───── Extracted text ─────
Performing arts venue in Raleigh, North Carolina

Raleigh Memorial Auditorium is a historic 2,277-seat performing arts venue located in downtown Raleigh, North Carolina. Opened in 1932, the massive Neoclassical and Beaux-Arts building serves as the architectural and cultural centerpiece of the Martin Marietta Center for the Performing Arts. Situated at the southern terminus of Fayetteville Street, it was intentionally designed to visually complement the North Carolina State Capitol, which sits at the street's northern end.

== History ==
=== Previous structures ===
The site of the auditorium has a long history tied to the political and civic development of Raleigh. In 1813, the North Carolina Governor's Palace was constructed on the lot, serving as the official residence for the state's executives until the end of the American Civil War. During the conflict, the palace was occupied by Union General William Tecumseh Sherman when his troops reached Raleigh in 1865.

The building was subsequently abandoned by governors and sold to the City of Raleigh in 1876, where it briefly operated as the Centennial School—the second public school in North Carolina. Eventually, the palace was demolished and replaced by the original City Auditorium. On October 24, 1930, City Auditorium was completely destroyed by a fire, leaving the capital without a primary municipal gathering space.
───── Dataset content ─────
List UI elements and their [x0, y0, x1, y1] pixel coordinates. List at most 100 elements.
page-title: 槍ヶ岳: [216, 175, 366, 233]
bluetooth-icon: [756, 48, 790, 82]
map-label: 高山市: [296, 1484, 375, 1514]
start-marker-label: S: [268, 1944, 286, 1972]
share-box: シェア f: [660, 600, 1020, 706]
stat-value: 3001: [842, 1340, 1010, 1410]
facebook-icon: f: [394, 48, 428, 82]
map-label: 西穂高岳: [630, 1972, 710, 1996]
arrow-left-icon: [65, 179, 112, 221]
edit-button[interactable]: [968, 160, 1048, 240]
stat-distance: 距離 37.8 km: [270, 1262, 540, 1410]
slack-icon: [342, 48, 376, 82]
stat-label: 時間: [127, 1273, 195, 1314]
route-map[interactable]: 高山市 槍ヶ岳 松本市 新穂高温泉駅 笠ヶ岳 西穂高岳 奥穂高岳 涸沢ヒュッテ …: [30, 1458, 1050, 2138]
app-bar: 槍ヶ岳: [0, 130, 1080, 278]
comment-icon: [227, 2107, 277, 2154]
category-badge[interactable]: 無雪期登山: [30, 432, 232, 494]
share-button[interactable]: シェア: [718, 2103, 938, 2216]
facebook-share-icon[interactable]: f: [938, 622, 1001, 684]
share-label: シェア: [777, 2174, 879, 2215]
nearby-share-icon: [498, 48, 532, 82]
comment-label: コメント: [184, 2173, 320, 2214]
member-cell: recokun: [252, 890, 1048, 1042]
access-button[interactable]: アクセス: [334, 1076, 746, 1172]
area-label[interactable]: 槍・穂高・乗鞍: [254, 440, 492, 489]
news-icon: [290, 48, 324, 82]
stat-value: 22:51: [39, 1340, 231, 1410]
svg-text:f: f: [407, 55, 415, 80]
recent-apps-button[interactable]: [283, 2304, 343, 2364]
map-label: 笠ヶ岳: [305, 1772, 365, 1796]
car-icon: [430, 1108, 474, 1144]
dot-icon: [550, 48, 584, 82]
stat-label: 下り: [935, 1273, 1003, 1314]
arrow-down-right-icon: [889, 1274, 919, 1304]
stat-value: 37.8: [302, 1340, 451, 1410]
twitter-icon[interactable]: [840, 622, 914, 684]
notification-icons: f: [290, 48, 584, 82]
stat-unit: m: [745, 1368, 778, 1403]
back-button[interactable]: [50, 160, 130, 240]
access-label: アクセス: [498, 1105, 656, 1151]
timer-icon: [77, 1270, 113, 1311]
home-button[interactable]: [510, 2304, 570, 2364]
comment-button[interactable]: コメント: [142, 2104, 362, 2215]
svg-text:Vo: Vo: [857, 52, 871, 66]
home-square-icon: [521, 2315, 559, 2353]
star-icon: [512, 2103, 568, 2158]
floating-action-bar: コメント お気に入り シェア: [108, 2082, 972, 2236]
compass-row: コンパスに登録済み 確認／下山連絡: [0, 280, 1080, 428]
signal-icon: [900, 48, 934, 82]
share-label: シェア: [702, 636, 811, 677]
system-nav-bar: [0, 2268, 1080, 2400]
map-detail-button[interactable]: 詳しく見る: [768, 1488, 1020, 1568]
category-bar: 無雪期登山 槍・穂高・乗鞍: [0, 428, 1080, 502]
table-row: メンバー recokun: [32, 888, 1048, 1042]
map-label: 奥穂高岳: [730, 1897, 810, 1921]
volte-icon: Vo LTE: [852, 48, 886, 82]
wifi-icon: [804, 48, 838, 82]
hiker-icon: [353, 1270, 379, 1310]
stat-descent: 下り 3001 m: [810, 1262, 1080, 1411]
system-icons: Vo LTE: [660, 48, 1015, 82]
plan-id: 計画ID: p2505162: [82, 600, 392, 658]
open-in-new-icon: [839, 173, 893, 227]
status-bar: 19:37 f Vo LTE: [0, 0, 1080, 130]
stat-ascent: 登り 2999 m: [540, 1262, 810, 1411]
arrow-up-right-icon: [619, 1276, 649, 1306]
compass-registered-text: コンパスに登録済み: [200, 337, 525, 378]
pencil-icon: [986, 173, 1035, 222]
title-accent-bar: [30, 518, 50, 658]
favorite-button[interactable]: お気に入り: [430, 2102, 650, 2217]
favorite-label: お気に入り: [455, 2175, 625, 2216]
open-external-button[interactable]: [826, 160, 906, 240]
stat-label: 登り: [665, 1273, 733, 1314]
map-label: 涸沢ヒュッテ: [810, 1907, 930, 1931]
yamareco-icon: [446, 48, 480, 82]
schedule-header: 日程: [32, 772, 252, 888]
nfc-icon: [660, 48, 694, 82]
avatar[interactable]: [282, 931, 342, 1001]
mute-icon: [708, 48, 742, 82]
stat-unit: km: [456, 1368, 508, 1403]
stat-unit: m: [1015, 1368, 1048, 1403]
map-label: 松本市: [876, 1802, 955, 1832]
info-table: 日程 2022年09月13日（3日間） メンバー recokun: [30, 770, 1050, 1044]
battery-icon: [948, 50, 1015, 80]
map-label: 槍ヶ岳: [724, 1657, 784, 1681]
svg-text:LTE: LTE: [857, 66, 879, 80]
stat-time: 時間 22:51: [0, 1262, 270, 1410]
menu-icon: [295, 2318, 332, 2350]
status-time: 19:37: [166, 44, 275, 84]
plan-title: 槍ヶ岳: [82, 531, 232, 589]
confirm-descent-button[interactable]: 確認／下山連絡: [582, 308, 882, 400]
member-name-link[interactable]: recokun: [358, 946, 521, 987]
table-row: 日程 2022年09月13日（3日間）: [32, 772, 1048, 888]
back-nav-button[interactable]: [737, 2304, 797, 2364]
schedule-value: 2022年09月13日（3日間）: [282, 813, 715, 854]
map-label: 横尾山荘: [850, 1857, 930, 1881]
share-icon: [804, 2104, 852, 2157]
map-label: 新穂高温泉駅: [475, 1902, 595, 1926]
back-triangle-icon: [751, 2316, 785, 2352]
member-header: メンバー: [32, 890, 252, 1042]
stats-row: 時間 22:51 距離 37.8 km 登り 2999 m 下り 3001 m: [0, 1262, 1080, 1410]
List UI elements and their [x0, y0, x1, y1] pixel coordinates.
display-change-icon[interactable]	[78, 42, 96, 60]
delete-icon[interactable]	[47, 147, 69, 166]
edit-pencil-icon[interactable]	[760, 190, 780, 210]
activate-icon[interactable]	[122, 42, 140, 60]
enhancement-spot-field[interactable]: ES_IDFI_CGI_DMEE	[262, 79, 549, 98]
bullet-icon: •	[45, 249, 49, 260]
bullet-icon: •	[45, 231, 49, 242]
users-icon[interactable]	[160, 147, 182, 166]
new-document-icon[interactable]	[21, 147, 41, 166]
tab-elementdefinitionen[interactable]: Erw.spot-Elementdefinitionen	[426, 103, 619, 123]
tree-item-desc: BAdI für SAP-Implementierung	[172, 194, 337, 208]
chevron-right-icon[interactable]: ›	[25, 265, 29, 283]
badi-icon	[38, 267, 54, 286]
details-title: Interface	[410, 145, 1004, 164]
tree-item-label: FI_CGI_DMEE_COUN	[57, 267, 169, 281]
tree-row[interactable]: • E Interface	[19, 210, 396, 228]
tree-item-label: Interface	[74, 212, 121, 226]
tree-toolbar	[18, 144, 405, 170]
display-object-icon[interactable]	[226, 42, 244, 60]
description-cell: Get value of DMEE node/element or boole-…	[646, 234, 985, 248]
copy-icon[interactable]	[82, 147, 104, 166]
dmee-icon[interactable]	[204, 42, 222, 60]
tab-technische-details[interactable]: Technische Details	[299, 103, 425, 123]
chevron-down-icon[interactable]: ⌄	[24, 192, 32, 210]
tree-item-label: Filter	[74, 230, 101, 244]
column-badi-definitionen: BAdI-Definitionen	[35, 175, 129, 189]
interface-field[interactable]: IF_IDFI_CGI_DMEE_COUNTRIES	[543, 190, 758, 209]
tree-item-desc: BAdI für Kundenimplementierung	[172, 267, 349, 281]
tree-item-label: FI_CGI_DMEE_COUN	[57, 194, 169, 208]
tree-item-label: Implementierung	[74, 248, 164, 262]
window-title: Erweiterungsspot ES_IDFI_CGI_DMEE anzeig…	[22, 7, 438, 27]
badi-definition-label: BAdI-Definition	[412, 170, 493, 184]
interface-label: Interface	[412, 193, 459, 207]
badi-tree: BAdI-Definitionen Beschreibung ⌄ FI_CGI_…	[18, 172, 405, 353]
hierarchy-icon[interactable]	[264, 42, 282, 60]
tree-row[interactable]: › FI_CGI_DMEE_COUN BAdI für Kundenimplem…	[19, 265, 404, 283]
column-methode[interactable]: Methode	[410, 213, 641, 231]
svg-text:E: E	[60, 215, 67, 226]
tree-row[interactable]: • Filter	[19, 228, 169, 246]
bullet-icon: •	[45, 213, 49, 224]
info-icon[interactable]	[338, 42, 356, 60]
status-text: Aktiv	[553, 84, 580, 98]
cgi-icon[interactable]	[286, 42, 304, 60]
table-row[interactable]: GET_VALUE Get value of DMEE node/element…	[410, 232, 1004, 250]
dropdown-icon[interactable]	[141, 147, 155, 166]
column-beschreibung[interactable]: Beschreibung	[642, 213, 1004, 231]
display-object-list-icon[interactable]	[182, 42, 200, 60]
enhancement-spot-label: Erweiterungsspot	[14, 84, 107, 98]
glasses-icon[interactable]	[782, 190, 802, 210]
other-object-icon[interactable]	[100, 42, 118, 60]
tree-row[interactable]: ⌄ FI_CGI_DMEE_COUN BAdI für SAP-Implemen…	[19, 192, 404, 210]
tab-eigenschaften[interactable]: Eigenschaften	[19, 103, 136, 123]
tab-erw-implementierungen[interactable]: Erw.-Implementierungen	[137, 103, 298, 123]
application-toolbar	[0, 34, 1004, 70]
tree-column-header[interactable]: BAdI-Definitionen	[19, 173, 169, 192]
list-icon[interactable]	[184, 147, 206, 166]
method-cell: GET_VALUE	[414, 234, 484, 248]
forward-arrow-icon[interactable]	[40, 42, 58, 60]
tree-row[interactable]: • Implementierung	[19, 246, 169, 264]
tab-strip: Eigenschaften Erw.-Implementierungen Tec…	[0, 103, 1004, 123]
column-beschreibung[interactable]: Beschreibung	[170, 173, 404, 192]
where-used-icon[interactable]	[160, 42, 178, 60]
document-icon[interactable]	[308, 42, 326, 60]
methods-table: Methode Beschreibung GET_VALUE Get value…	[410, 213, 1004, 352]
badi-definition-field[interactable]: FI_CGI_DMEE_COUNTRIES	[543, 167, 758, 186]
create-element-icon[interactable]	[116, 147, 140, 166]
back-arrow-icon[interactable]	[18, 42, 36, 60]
─────
== The problem ==
Extend the text on Raleigh Memorial Auditorium from its last sentence.

== Written response ==
=== Construction and opening ===
Following the 1930 fire, local officials moved quickly to finance and construct a replacement, fearing Raleigh might lose its status as the state capital without a municipal complex. Funded with federal assistance during the Great Depression, the project was awarded to the architectural firm Atwood and Weeks, with Arthur C. Nash serving as a collaborating architect and C.V. York as the general contractor.

The cornerstone was laid on January 19, 1932. Dedicated as a memorial to the military personnel who died in World War I, Raleigh Memorial Auditorium officially opened to the public on August 14, 1932, celebrated with an all-night dance party. The North Carolina Symphony, which was founded the same year, made the new auditorium its first official home.

=== Renovations and expansion ===
The auditorium has undergone several significant renovations to modernize its theatrical capabilities while preserving its historic facade. In 1990, the city completed a $10.5 million renovation that added an outer glass lobby. To maintain the Neoclassical aesthetic, the original Doric columns were replicated on the new exterior, while the authentic 1932 columns were preserved within the space between the inner and outer lobbies.

In 2001, the venue was integrated into a larger performing arts complex originally known as the Progress Energy Center for the Performing Arts, later the Duke Energy Center, and now known as the Martin Marietta Center for the Performing Arts. The expansion, designed by Pearce Brinkley Cease + Lee, flanked Memorial Auditorium with the Meymandi Concert Hall and the A.J. Fletcher Opera Theater, effectively transitioning the building into a modern multiplex while retaining its historical prominence.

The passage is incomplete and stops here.